Reproductive history
Assessment of reproductive history included self-reported age at menarche, number of pregnancies, history of breastfeeding, and menopausal status. Age at menarche was categorized to evaluate the extremes of the distribution relative to a referent group whose menarche was between 11 and 14 years, inclusive. The number of pregnancies was calculated as the sum of all a woman’s pregnancies of at least 6 months’ duration and categorized as 0, 1, 2, 3, and 4 or greater. Women who had had at least one pregnancy reported whether they had ever breastfed. Number of pregnancies and history of ever breastfeeding were modeled as summary measures with one value to represent the entire 6-year period.
Menstrual status was defined, based on each woman’s self-report of the frequency of menstrual bleeds per year, self-report of gynecological surgery, and treatment with chemotherapy. Medical records were reviewed for 70% of the surgical cases, and, of these, confirmation of self-report occurred for 73% of single oophorectomies, 78% of hysterectomies, and 88% of double oophorectomies. Women were classified as premenopausal if they reported at least nine menstrual bleeds annually. Also classified as premenopausal were women reporting fewer than nine annual menstrual bleeds that could be explained by pregnancy, breast-feeding, single oophorectomy, use of a hormonal preparation that suppresses bleeding, or the use of fertility drugs with resumption of regular menses. Women who had undergone hysterectomies were considered as premenopausal if they had retained at least one ovary (n=9). Otherwise, women reporting fewer than nine menstrual bleeds per year were classified as having irregular menses. Women were classified as postmenopausal if they reported the absence of a menstrual bleed for a 12-month period or a history of bilateral oophorectomy. Menstrual status was modeled as a time-varying covariate in repeated measures regression models.
Dietary information
At each of the four consecutive interviews between 1992 and 1993 and 1995 and 1996, dietary information was collected by use of the Block-NCI Health, History, and Habits Questionnaire [27]. The usual quantities of calcium (milligrams), vitamin A (international units), vitamin C (milligrams), sodium (milligrams), protein (grams) and total energy (kilocalories) intake per day were calculated via DIETSYS [28]. Energy values were calculated after we had excluded the contribution from alcohol consumption. Dietary vitamin D (IU) intake per day was calculated from reported frequencies of fortified cereal, milk, liver, liverwurst, and fish consumption, assuming a medium serving size and from values of vitamin D content from a nutrient reference [29]. Depending on the year, data from between 55 and 73 cases were excluded from the dietary analysis because too few foods or too few calories were reported according to data checking standards. Nutrients and energy were modeled as time-varying covariates in the repeated measures regressions.
Lifestyle
At each interview, current physical activity level was measured by a self-administered Stanford five-city instrument [30] based on participant recall of minutes of physical activity during the previous January and the previous July. Intensity of physical activity was expressed in METS per week with one MET defined as the energy consumed per minute of sitting at rest. Current physical activity was modeled as a time-varying covariate in repeated measures regressions. During the 1993/1994 interview we ascertained past physical activity by asking the women if they had participated in high-school sports. Past physical activity was modeled as a summary measure.

TASK DESCRIPTION: Resume the methods passage on reproductive history, diet, and lifestyle with the next sentence after its last one.

DATA TO EXAMINE:
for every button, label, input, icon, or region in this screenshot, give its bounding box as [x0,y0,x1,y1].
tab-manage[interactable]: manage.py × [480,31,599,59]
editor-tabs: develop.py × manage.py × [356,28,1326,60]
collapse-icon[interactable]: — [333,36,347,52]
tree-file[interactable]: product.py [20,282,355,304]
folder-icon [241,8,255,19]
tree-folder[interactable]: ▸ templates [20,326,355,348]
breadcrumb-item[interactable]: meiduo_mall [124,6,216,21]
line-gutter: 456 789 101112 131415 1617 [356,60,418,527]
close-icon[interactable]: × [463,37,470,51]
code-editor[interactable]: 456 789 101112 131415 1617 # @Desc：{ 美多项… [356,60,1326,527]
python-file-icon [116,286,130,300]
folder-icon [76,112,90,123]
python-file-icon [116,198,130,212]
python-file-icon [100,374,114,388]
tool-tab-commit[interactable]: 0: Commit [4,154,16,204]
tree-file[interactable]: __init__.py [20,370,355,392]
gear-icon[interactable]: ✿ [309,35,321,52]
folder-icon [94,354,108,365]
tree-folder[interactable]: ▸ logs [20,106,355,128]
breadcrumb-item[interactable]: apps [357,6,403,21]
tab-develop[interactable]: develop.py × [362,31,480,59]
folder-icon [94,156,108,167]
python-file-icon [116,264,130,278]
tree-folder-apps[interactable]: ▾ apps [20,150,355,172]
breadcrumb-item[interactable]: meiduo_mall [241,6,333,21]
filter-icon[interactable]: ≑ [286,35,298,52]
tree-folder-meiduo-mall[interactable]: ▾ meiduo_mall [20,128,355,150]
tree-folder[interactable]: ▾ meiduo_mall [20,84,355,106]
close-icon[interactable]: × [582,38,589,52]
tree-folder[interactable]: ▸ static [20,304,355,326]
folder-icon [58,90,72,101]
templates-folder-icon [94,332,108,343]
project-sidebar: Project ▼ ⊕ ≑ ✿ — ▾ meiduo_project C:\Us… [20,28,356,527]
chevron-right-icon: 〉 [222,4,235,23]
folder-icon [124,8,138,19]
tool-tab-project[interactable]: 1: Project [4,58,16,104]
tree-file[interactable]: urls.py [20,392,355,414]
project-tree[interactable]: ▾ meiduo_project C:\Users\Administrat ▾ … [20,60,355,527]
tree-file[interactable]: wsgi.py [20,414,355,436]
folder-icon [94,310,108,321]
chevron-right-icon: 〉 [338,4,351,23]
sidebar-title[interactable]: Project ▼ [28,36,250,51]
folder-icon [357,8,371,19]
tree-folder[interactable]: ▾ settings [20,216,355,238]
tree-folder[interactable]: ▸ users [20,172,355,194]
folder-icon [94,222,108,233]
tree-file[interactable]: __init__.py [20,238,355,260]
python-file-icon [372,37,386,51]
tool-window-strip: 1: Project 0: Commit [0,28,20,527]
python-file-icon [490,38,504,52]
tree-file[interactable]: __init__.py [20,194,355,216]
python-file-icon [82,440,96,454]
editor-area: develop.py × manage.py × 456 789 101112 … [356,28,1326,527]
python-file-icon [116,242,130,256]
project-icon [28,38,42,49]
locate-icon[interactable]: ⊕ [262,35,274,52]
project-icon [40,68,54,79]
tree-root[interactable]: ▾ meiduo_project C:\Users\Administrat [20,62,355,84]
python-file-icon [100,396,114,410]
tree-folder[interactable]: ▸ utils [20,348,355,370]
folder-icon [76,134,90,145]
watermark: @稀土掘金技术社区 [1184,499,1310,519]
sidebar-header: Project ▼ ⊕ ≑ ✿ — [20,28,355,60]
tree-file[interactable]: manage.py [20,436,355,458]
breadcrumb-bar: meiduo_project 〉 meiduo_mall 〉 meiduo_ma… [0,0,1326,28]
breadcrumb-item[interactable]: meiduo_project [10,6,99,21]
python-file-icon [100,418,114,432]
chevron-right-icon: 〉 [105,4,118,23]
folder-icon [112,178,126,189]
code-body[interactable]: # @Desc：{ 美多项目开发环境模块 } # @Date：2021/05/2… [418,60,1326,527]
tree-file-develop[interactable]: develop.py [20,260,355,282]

ANSWER TO THE EXERCISE:
At each interview, the women reported if they were current smokers, ex-smokers, or had never been a smoker. Lifetime smoking history was assessed upon the woman’s entry into the study and updated when a woman reported a change in smoking status. Lifetime smoking history was modeled as a summary variable of a woman’s smoking experience through 1998/1999. At each interview, the women reported if they had consumed any alcoholic beverages in the past year. Alcohol consumption was modeled as a time-varying covariate in repeated measures regressions.
Medical history
Medical history included a self-reported history of a breast, ovarian, or uterine cancer (combined as a single reproductive cancer variable) and modeled as a summary variable (any report/no report). Data were not collected on type of cancer therapy. At each interview, use of estrogens (oral contraceptives and/or estrogen replacement therapy (ERT)) was assessed, and the women were asked to bring their over-the-counter and prescription medications to the interview for verification. Estrogen use was modeled as a time-varying covariate in repeated measures regressions to account for the potential to change or stop medication.
The women were asked if any maternal or paternal first-degree relative had been diagnosed as having osteoporosis, or had dowager’s hump or “weak bones” (a term used to describe osteoporosis among health care providers around the community). Family history of osteoporosis was defined as any positive report through 1998/19999 and was modeled as a summary variable. Personal history of any fracture was assessed by self-report and modeled as a summary variable.
Statistical analysis
Univariate statistics were computed for each continuous variable, and frequencies were calculated for categorical variables. BMD, reported as t scores, was normally distributed. Dietary variables with highly skewed distributions were transformed by use of a logarithmic function or were categorized. Independent variables were preliminarily tested for independent associations with BMD t score via multiple linear regression. We then tested the same independent variables for associations with bone loss, using longitudinal linear mixed models that included time, the independent variable, and their interaction, to assess whether the rate of bone loss is modified by the independent variable. In final analyses, variables that demonstrated either a cross-sectional association with BMD t score or an association with BMD change were incorporated into linear mixed models as main effects and/or as interactions with time, via linear mixed models (PROC MIXED in SAS) [31]. These models use all available data for each subject, regardless of whether the subjects represent complete cases (having all five BMD measurements). All subjects with at least one BMD measurement contribute to the estimates of association. In addition, these models account for the within-person correlation among the repeated measurements for a given subject [32].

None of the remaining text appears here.